start Records provided
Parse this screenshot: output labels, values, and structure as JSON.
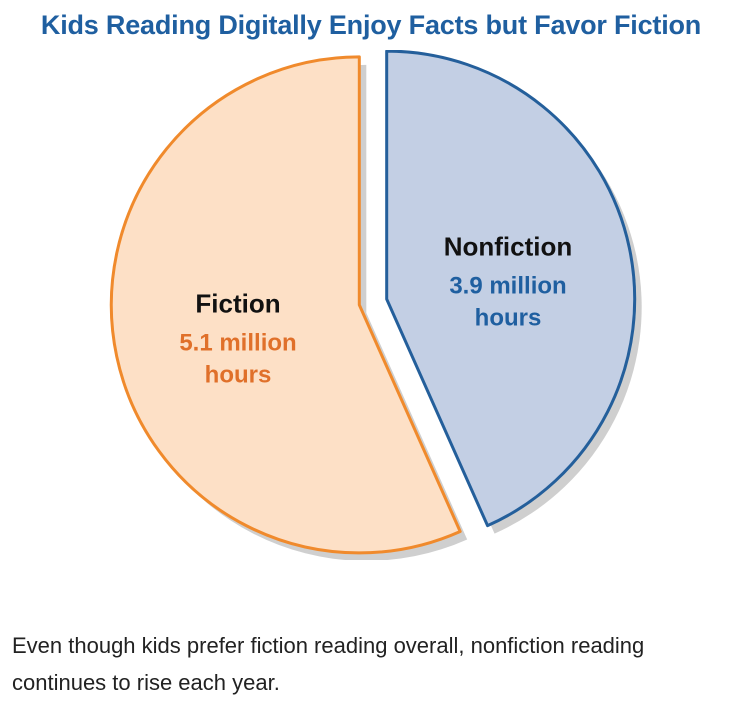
{
  "chart_data": {
    "type": "pie",
    "title": "Kids Reading Digitally Enjoy Facts but Favor Fiction",
    "slices": [
      {
        "name": "Nonfiction",
        "value": 3.9,
        "value_label_line1": "3.9 million",
        "value_label_line2": "hours",
        "fill": "#c3cfe4",
        "stroke": "#245f9b",
        "label_color": "#1f5fa0"
      },
      {
        "name": "Fiction",
        "value": 5.1,
        "value_label_line1": "5.1 million",
        "value_label_line2": "hours",
        "fill": "#fde0c6",
        "stroke": "#f08a2c",
        "label_color": "#e0702a"
      }
    ],
    "units": "million hours"
  },
  "caption": "Even though kids prefer fiction reading overall, nonfiction reading continues to rise each year."
}
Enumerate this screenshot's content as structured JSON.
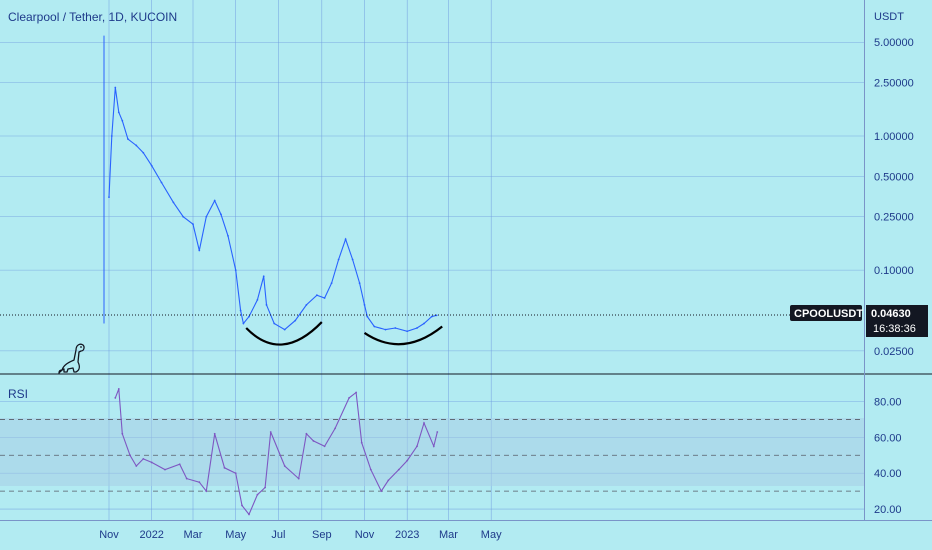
{
  "header": {
    "title": "Clearpool / Tether, 1D, KUCOIN"
  },
  "colors": {
    "background": "#b2ebf2",
    "grid": "#6f9be0",
    "price_line": "#2962ff",
    "rsi_line": "#7e57c2",
    "rsi_band": "#a8cde6",
    "label_dark": "#131722",
    "text": "#1e3a8a"
  },
  "chart_data": [
    {
      "type": "line",
      "title": "Clearpool / Tether, 1D, KUCOIN",
      "currency_label": "USDT",
      "scale": "log",
      "ylim": [
        0.018,
        9
      ],
      "y_ticks": [
        "5.00000",
        "2.50000",
        "1.00000",
        "0.50000",
        "0.25000",
        "0.10000",
        "0.02500"
      ],
      "y_tick_values": [
        5.0,
        2.5,
        1.0,
        0.5,
        0.25,
        0.1,
        0.025
      ],
      "x_ticks": [
        "Nov",
        "2022",
        "Mar",
        "May",
        "Jul",
        "Sep",
        "Nov",
        "2023",
        "Mar",
        "May"
      ],
      "x_tick_dates": [
        "2021-11-01",
        "2022-01-01",
        "2022-03-01",
        "2022-05-01",
        "2022-07-01",
        "2022-09-01",
        "2022-11-01",
        "2023-01-01",
        "2023-03-01",
        "2023-05-01"
      ],
      "series": [
        {
          "x": [
            "2021-11-01",
            "2021-11-05",
            "2021-11-10",
            "2021-11-15",
            "2021-11-20",
            "2021-11-28",
            "2021-12-10",
            "2021-12-20",
            "2022-01-01",
            "2022-01-15",
            "2022-02-01",
            "2022-02-15",
            "2022-03-01",
            "2022-03-10",
            "2022-03-20",
            "2022-04-01",
            "2022-04-10",
            "2022-04-20",
            "2022-05-01",
            "2022-05-08",
            "2022-05-12",
            "2022-05-20",
            "2022-06-01",
            "2022-06-10",
            "2022-06-14",
            "2022-06-25",
            "2022-07-10",
            "2022-07-25",
            "2022-08-10",
            "2022-08-25",
            "2022-09-05",
            "2022-09-15",
            "2022-09-25",
            "2022-10-05",
            "2022-10-15",
            "2022-10-25",
            "2022-11-01",
            "2022-11-05",
            "2022-11-15",
            "2022-12-01",
            "2022-12-15",
            "2023-01-01",
            "2023-01-15",
            "2023-01-25",
            "2023-02-05",
            "2023-02-12"
          ],
          "values": [
            0.35,
            1.0,
            2.3,
            1.5,
            1.3,
            0.95,
            0.85,
            0.75,
            0.6,
            0.45,
            0.32,
            0.25,
            0.22,
            0.14,
            0.25,
            0.33,
            0.26,
            0.18,
            0.1,
            0.05,
            0.04,
            0.045,
            0.06,
            0.09,
            0.055,
            0.04,
            0.036,
            0.042,
            0.055,
            0.065,
            0.062,
            0.08,
            0.12,
            0.17,
            0.12,
            0.08,
            0.055,
            0.045,
            0.038,
            0.036,
            0.037,
            0.035,
            0.037,
            0.04,
            0.045,
            0.046
          ]
        }
      ],
      "last_price": 0.0463,
      "last_price_label": "0.04630",
      "symbol_label": "CPOOLUSDT",
      "countdown": "16:38:36",
      "annotations": [
        "rounded bottom arc (May–Sep 2022)",
        "rounded bottom arc (Nov 2022–Feb 2023)"
      ]
    },
    {
      "type": "line",
      "title": "RSI",
      "ylim": [
        15,
        92
      ],
      "y_ticks": [
        "80.00",
        "60.00",
        "40.00",
        "20.00"
      ],
      "y_tick_values": [
        80,
        60,
        40,
        20
      ],
      "bands": [
        30,
        50,
        70
      ],
      "x": [
        "2021-11-10",
        "2021-11-15",
        "2021-11-20",
        "2021-12-01",
        "2021-12-10",
        "2021-12-20",
        "2022-01-01",
        "2022-01-20",
        "2022-02-10",
        "2022-02-20",
        "2022-03-10",
        "2022-03-20",
        "2022-04-01",
        "2022-04-15",
        "2022-05-01",
        "2022-05-10",
        "2022-05-20",
        "2022-06-01",
        "2022-06-12",
        "2022-06-20",
        "2022-07-10",
        "2022-07-30",
        "2022-08-10",
        "2022-08-20",
        "2022-09-05",
        "2022-09-20",
        "2022-10-10",
        "2022-10-20",
        "2022-10-28",
        "2022-11-10",
        "2022-11-25",
        "2022-12-05",
        "2022-12-20",
        "2023-01-01",
        "2023-01-15",
        "2023-01-25",
        "2023-02-08",
        "2023-02-13"
      ],
      "values": [
        82,
        87,
        62,
        50,
        44,
        48,
        46,
        42,
        45,
        37,
        35,
        30,
        62,
        43,
        40,
        22,
        17,
        28,
        32,
        63,
        44,
        37,
        62,
        58,
        55,
        65,
        82,
        85,
        57,
        42,
        30,
        36,
        42,
        47,
        55,
        68,
        55,
        63
      ]
    }
  ]
}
end Records provided
**Instruction**
Search the entries for the word "million" and pick out every line that holds it.

**Answer to this problem**
        "value_label_line1": "3.9 million",
        "value_label_line1": "5.1 million",
    "units": "million hours"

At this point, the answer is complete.